— Start —
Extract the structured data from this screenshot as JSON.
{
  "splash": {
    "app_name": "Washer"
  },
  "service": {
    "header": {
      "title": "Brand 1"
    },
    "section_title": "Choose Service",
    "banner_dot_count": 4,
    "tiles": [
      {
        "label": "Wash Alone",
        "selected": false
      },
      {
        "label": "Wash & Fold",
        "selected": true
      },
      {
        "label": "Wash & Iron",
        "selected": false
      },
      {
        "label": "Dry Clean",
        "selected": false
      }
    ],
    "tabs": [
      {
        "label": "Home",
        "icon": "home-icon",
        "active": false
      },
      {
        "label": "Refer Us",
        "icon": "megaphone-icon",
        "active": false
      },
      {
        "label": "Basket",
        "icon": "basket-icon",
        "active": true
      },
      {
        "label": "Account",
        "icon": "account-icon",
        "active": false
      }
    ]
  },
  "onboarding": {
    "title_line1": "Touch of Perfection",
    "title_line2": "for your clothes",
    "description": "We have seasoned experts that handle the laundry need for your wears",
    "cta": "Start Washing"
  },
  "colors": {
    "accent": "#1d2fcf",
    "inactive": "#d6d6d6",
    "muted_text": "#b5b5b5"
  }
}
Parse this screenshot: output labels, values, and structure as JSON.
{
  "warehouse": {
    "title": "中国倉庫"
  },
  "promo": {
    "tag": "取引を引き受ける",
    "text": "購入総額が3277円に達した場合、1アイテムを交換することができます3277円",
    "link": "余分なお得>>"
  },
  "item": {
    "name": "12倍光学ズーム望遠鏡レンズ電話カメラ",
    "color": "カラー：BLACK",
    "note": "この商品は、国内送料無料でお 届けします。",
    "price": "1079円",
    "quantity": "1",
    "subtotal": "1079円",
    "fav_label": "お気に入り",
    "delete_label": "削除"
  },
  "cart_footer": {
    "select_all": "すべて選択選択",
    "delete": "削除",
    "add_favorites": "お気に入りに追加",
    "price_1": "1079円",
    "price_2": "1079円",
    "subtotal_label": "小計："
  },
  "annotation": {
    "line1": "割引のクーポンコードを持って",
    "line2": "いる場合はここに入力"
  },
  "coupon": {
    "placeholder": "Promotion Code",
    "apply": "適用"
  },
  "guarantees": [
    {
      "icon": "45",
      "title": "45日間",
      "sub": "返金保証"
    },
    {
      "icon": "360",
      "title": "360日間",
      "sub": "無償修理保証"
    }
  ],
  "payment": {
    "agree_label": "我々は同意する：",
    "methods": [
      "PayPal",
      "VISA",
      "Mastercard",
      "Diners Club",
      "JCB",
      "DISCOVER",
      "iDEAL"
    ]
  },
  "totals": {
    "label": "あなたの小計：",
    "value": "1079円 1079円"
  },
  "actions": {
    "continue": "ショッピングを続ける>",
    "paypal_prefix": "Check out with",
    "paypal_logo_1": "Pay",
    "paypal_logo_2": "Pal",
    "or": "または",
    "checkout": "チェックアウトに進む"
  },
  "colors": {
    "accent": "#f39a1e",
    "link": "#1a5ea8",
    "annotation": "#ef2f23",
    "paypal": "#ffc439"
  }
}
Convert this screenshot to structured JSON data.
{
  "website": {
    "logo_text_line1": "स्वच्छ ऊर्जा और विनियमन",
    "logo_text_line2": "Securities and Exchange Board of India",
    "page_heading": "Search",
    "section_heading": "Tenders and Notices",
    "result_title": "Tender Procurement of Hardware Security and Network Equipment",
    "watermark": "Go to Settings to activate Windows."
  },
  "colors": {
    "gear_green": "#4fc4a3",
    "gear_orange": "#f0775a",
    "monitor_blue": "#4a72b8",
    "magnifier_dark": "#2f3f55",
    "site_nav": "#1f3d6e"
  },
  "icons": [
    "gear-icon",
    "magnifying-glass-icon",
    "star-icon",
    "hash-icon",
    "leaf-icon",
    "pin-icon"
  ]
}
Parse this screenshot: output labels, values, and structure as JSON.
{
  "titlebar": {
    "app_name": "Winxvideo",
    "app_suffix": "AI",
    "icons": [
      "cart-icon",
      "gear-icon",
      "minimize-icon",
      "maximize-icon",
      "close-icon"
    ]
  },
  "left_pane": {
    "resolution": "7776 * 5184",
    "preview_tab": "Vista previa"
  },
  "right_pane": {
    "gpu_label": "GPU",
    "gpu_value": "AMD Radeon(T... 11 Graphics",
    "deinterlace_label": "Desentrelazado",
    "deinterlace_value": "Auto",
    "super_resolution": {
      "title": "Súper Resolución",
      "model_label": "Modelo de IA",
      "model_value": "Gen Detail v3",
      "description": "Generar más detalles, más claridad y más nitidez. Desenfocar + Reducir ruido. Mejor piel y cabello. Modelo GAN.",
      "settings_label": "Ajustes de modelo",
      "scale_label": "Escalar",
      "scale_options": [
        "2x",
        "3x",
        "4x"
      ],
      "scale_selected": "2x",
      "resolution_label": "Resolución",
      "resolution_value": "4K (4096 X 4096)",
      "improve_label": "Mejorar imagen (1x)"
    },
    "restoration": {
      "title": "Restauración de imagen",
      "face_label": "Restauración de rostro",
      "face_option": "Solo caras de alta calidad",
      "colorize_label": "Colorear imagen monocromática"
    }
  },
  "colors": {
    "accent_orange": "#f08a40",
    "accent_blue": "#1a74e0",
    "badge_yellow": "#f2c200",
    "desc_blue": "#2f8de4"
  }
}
— End —
What to produce: Copy each entry exactly, with nothing added or dropped.

Task output:
Extract the structured data from this screenshot as JSON.
{
  "splash": {
    "app_name": "Washer"
  },
  "service": {
    "header": {
      "title": "Brand 1"
    },
    "section_title": "Choose Service",
    "banner_dot_count": 4,
    "tiles": [
      {
        "label": "Wash Alone",
        "selected": false
      },
      {
        "label": "Wash & Fold",
        "selected": true
      },
      {
        "label": "Wash & Iron",
        "selected": false
      },
      {
        "label": "Dry Clean",
        "selected": false
      }
    ],
    "tabs": [
      {
        "label": "Home",
        "icon": "home-icon",
        "active": false
      },
      {
        "label": "Refer Us",
        "icon": "megaphone-icon",
        "active": false
      },
      {
        "label": "Basket",
        "icon": "basket-icon",
        "active": true
      },
      {
        "label": "Account",
        "icon": "account-icon",
        "active": false
      }
    ]
  },
  "onboarding": {
    "title_line1": "Touch of Perfection",
    "title_line2": "for your clothes",
    "description": "We have seasoned experts that handle the laundry need for your wears",
    "cta": "Start Washing"
  },
  "colors": {
    "accent": "#1d2fcf",
    "inactive": "#d6d6d6",
    "muted_text": "#b5b5b5"
  }
}
Parse this screenshot: output labels, values, and structure as JSON.
{
  "warehouse": {
    "title": "中国倉庫"
  },
  "promo": {
    "tag": "取引を引き受ける",
    "text": "購入総額が3277円に達した場合、1アイテムを交換することができます3277円",
    "link": "余分なお得>>"
  },
  "item": {
    "name": "12倍光学ズーム望遠鏡レンズ電話カメラ",
    "color": "カラー：BLACK",
    "note": "この商品は、国内送料無料でお 届けします。",
    "price": "1079円",
    "quantity": "1",
    "subtotal": "1079円",
    "fav_label": "お気に入り",
    "delete_label": "削除"
  },
  "cart_footer": {
    "select_all": "すべて選択選択",
    "delete": "削除",
    "add_favorites": "お気に入りに追加",
    "price_1": "1079円",
    "price_2": "1079円",
    "subtotal_label": "小計："
  },
  "annotation": {
    "line1": "割引のクーポンコードを持って",
    "line2": "いる場合はここに入力"
  },
  "coupon": {
    "placeholder": "Promotion Code",
    "apply": "適用"
  },
  "guarantees": [
    {
      "icon": "45",
      "title": "45日間",
      "sub": "返金保証"
    },
    {
      "icon": "360",
      "title": "360日間",
      "sub": "無償修理保証"
    }
  ],
  "payment": {
    "agree_label": "我々は同意する：",
    "methods": [
      "PayPal",
      "VISA",
      "Mastercard",
      "Diners Club",
      "JCB",
      "DISCOVER",
      "iDEAL"
    ]
  },
  "totals": {
    "label": "あなたの小計：",
    "value": "1079円 1079円"
  },
  "actions": {
    "continue": "ショッピングを続ける>",
    "paypal_prefix": "Check out with",
    "paypal_logo_1": "Pay",
    "paypal_logo_2": "Pal",
    "or": "または",
    "checkout": "チェックアウトに進む"
  },
  "colors": {
    "accent": "#f39a1e",
    "link": "#1a5ea8",
    "annotation": "#ef2f23",
    "paypal": "#ffc439"
  }
}
Convert this screenshot to structured JSON data.
{
  "website": {
    "logo_text_line1": "स्वच्छ ऊर्जा और विनियमन",
    "logo_text_line2": "Securities and Exchange Board of India",
    "page_heading": "Search",
    "section_heading": "Tenders and Notices",
    "result_title": "Tender Procurement of Hardware Security and Network Equipment",
    "watermark": "Go to Settings to activate Windows."
  },
  "colors": {
    "gear_green": "#4fc4a3",
    "gear_orange": "#f0775a",
    "monitor_blue": "#4a72b8",
    "magnifier_dark": "#2f3f55",
    "site_nav": "#1f3d6e"
  },
  "icons": [
    "gear-icon",
    "magnifying-glass-icon",
    "star-icon",
    "hash-icon",
    "leaf-icon",
    "pin-icon"
  ]
}
Parse this screenshot: output labels, values, and structure as JSON.
{
  "titlebar": {
    "app_name": "Winxvideo",
    "app_suffix": "AI",
    "icons": [
      "cart-icon",
      "gear-icon",
      "minimize-icon",
      "maximize-icon",
      "close-icon"
    ]
  },
  "left_pane": {
    "resolution": "7776 * 5184",
    "preview_tab": "Vista previa"
  },
  "right_pane": {
    "gpu_label": "GPU",
    "gpu_value": "AMD Radeon(T... 11 Graphics",
    "deinterlace_label": "Desentrelazado",
    "deinterlace_value": "Auto",
    "super_resolution": {
      "title": "Súper Resolución",
      "model_label": "Modelo de IA",
      "model_value": "Gen Detail v3",
      "description": "Generar más detalles, más claridad y más nitidez. Desenfocar + Reducir ruido. Mejor piel y cabello. Modelo GAN.",
      "settings_label": "Ajustes de modelo",
      "scale_label": "Escalar",
      "scale_options": [
        "2x",
        "3x",
        "4x"
      ],
      "scale_selected": "2x",
      "resolution_label": "Resolución",
      "resolution_value": "4K (4096 X 4096)",
      "improve_label": "Mejorar imagen (1x)"
    },
    "restoration": {
      "title": "Restauración de imagen",
      "face_label": "Restauración de rostro",
      "face_option": "Solo caras de alta calidad",
      "colorize_label": "Colorear imagen monocromática"
    }
  },
  "colors": {
    "accent_orange": "#f08a40",
    "accent_blue": "#1a74e0",
    "badge_yellow": "#f2c200",
    "desc_blue": "#2f8de4"
  }
}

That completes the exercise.